• **Your task**: Identify every line containing the word "Replace" and reproduce each one.

--- START OF Data provided ---

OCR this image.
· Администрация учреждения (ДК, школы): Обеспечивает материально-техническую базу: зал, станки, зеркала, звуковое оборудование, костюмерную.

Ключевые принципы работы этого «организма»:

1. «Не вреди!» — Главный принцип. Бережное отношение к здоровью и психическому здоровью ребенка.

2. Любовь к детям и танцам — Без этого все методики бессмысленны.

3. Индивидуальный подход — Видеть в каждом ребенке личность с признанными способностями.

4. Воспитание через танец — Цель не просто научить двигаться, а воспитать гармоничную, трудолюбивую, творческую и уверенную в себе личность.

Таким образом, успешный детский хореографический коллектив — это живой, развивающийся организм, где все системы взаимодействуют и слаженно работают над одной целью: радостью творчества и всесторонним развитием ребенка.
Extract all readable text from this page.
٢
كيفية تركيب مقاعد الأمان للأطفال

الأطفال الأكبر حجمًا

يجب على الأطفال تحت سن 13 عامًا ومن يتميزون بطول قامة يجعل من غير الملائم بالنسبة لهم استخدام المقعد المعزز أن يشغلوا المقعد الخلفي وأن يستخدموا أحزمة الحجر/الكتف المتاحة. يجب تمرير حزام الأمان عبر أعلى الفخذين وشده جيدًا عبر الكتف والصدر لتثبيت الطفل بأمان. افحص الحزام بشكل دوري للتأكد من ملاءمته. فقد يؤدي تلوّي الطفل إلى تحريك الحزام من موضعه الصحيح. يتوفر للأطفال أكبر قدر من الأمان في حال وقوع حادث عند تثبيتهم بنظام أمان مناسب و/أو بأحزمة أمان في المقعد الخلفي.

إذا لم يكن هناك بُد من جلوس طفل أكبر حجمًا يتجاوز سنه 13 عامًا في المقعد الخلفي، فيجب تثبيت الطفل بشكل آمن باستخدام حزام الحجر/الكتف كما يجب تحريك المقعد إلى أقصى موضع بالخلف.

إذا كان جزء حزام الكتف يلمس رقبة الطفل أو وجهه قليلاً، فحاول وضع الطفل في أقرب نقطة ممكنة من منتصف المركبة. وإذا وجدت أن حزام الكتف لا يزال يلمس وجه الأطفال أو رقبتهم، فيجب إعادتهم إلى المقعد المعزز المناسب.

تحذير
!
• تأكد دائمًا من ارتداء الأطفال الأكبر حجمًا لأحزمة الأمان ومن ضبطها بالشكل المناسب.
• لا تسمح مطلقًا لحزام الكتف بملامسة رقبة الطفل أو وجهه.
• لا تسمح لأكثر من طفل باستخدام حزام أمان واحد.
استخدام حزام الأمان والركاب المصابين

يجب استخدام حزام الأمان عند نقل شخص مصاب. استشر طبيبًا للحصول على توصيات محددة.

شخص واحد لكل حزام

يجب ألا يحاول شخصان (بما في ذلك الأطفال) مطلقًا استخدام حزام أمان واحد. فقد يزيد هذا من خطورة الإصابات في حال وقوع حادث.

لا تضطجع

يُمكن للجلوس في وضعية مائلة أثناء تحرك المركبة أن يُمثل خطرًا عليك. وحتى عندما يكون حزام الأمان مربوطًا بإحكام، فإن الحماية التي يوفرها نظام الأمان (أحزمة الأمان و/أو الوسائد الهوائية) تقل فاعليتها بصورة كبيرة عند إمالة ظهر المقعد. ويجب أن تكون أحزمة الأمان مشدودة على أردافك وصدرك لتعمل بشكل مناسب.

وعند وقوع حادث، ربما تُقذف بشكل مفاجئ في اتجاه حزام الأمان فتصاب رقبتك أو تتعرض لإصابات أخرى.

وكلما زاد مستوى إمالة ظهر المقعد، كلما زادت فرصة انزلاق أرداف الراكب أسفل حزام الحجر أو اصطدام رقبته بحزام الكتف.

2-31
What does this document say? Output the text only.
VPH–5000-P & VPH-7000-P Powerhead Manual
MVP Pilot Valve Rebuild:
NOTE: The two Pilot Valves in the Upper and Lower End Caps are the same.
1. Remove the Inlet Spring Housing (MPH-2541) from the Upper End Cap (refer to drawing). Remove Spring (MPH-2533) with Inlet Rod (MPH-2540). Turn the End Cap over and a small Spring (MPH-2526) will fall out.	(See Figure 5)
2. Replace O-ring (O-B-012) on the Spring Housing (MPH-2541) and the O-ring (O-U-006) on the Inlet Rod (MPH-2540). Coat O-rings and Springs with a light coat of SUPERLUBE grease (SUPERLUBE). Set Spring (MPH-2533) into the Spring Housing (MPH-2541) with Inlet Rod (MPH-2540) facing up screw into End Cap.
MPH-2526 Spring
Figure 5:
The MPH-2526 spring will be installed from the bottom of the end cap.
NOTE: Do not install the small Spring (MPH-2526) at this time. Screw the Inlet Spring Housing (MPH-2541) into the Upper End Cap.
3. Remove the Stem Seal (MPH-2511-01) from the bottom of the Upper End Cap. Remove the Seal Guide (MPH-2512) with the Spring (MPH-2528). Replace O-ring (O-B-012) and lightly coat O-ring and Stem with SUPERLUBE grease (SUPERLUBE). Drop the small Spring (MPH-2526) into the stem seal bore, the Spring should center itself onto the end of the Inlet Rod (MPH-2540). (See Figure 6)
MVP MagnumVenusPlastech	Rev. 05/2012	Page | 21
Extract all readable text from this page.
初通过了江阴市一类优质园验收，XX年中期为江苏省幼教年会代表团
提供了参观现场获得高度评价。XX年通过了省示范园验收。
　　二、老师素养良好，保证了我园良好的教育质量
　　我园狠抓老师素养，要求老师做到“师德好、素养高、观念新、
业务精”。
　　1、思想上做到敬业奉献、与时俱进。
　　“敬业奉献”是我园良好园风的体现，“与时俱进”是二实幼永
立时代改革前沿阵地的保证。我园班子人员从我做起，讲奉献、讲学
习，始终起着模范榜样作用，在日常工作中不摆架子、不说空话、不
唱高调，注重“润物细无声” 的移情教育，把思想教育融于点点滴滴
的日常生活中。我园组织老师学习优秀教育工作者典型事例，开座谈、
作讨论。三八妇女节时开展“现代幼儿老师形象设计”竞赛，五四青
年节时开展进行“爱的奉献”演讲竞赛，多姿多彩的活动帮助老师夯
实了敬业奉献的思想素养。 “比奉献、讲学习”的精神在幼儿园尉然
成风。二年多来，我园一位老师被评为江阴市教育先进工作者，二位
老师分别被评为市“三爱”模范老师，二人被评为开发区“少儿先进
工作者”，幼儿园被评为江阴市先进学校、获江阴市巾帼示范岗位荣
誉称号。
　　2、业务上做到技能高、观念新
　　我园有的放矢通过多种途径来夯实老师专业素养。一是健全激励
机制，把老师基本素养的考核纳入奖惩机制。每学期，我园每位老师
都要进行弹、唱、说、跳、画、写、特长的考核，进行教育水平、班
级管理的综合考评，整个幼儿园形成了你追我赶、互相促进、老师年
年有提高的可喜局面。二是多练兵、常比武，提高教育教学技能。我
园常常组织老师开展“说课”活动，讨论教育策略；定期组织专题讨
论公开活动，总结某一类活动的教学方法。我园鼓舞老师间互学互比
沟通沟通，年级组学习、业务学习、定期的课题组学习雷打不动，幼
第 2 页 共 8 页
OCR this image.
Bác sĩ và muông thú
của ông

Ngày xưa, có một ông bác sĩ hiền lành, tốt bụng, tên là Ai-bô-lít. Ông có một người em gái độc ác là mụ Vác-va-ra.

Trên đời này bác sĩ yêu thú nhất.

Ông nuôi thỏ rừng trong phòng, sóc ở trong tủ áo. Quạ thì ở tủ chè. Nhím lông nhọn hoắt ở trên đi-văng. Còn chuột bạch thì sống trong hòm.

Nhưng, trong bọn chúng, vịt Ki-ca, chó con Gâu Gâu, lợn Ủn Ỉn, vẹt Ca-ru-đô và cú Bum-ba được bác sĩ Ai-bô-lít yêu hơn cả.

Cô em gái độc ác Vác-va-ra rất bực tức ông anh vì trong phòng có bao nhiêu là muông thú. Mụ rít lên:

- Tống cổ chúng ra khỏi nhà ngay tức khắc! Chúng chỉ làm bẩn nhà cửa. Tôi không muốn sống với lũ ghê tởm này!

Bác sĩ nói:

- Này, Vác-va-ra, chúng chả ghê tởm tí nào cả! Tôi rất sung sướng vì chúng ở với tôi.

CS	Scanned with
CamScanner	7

--- END OF Data provided ---

• **The output**:
2. Replace O-ring (O-B-012) on the Spring Housing (MPH-2541) and the O-ring (O-U-006) on the Inlet Rod (MPH-2540). Coat O-rings and Springs with a light coat of SUPERLUBE grease (SUPERLUBE). Set Spring (MPH-2533) into the Spring Housing (MPH-2541) with Inlet Rod (MPH-2540) facing up screw into End Cap.
3. Remove the Stem Seal (MPH-2511-01) from the bottom of the Upper End Cap. Remove the Seal Guide (MPH-2512) with the Spring (MPH-2528). Replace O-ring (O-B-012) and lightly coat O-ring and Stem with SUPERLUBE grease (SUPERLUBE). Drop the small Spring (MPH-2526) into the stem seal bore, the Spring should center itself onto the end of the Inlet Rod (MPH-2540). (See Figure 6)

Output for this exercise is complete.